Sort through the data and copy the lines holding the word "ylabel".
☆ ☆ ☆ ☆ ☆ ☆ ☆
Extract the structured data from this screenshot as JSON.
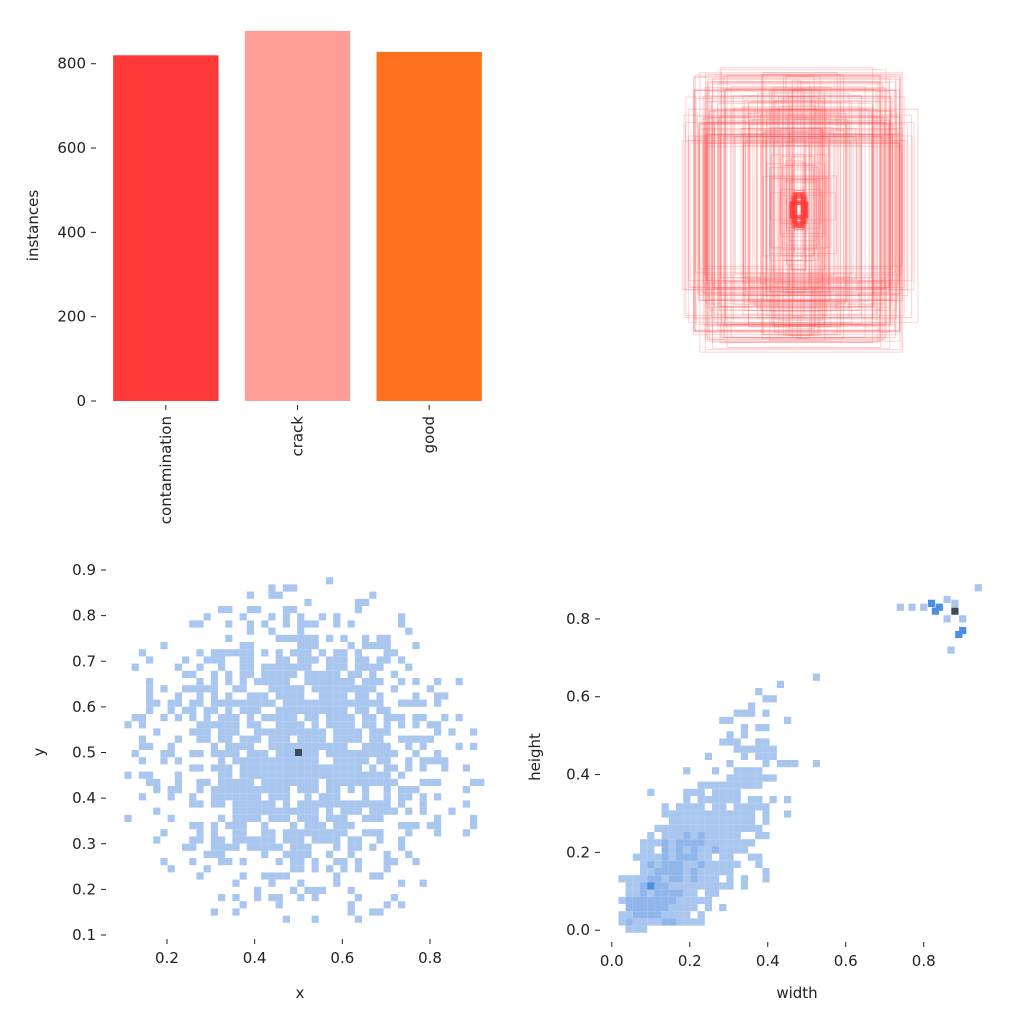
{
  "chart_data": [
    {
      "type": "bar",
      "panel": "class-counts",
      "ylabel": "instances",
      "ylim": [
        0,
        880
      ],
      "yticks": [
        0,
        200,
        400,
        600,
        800
      ],
      "categories": [
        "contamination",
        "crack",
        "good"
      ],
      "values": [
        820,
        878,
        828
      ],
      "colors": [
        "#ff3838",
        "#ff9d97",
        "#ff701f"
      ]
    },
    {
      "type": "heatmap",
      "panel": "box-overlay",
      "description_center": [
        0.5,
        0.5
      ],
      "color": "#ff3838"
    },
    {
      "type": "heatmap",
      "panel": "xy-histogram",
      "xlabel": "x",
      "ylabel": "y",
      "xlim": [
        0.07,
        0.93
      ],
      "ylim": [
        0.1,
        0.9
      ],
      "xticks": [
        0.2,
        0.4,
        0.6,
        0.8
      ],
      "xtick_labels": [
        "0.2",
        "0.4",
        "0.6",
        "0.8"
      ],
      "yticks": [
        0.1,
        0.2,
        0.3,
        0.4,
        0.5,
        0.6,
        0.7,
        0.8,
        0.9
      ],
      "ytick_labels": [
        "0.1",
        "0.2",
        "0.3",
        "0.4",
        "0.5",
        "0.6",
        "0.7",
        "0.8",
        "0.9"
      ],
      "peak": [
        0.5,
        0.5
      ],
      "cell_color": "#a8c6ee",
      "peak_color": "#3c4a5c"
    },
    {
      "type": "heatmap",
      "panel": "wh-histogram",
      "xlabel": "width",
      "ylabel": "height",
      "xlim": [
        -0.02,
        0.97
      ],
      "ylim": [
        -0.02,
        0.9
      ],
      "xticks": [
        0.0,
        0.2,
        0.4,
        0.6,
        0.8
      ],
      "xtick_labels": [
        "0.0",
        "0.2",
        "0.4",
        "0.6",
        "0.8"
      ],
      "yticks": [
        0.0,
        0.2,
        0.4,
        0.6,
        0.8
      ],
      "ytick_labels": [
        "0.0",
        "0.2",
        "0.4",
        "0.6",
        "0.8"
      ],
      "cell_color": "#a8c6ee",
      "dense_color": "#4a8fe0",
      "peak_color": "#3c4a5c"
    }
  ]
}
☆ ☆ ☆ ☆ ☆ ☆ ☆
Written solution ->
      "ylabel": "instances",
      "ylabel": "y",
      "ylabel": "height",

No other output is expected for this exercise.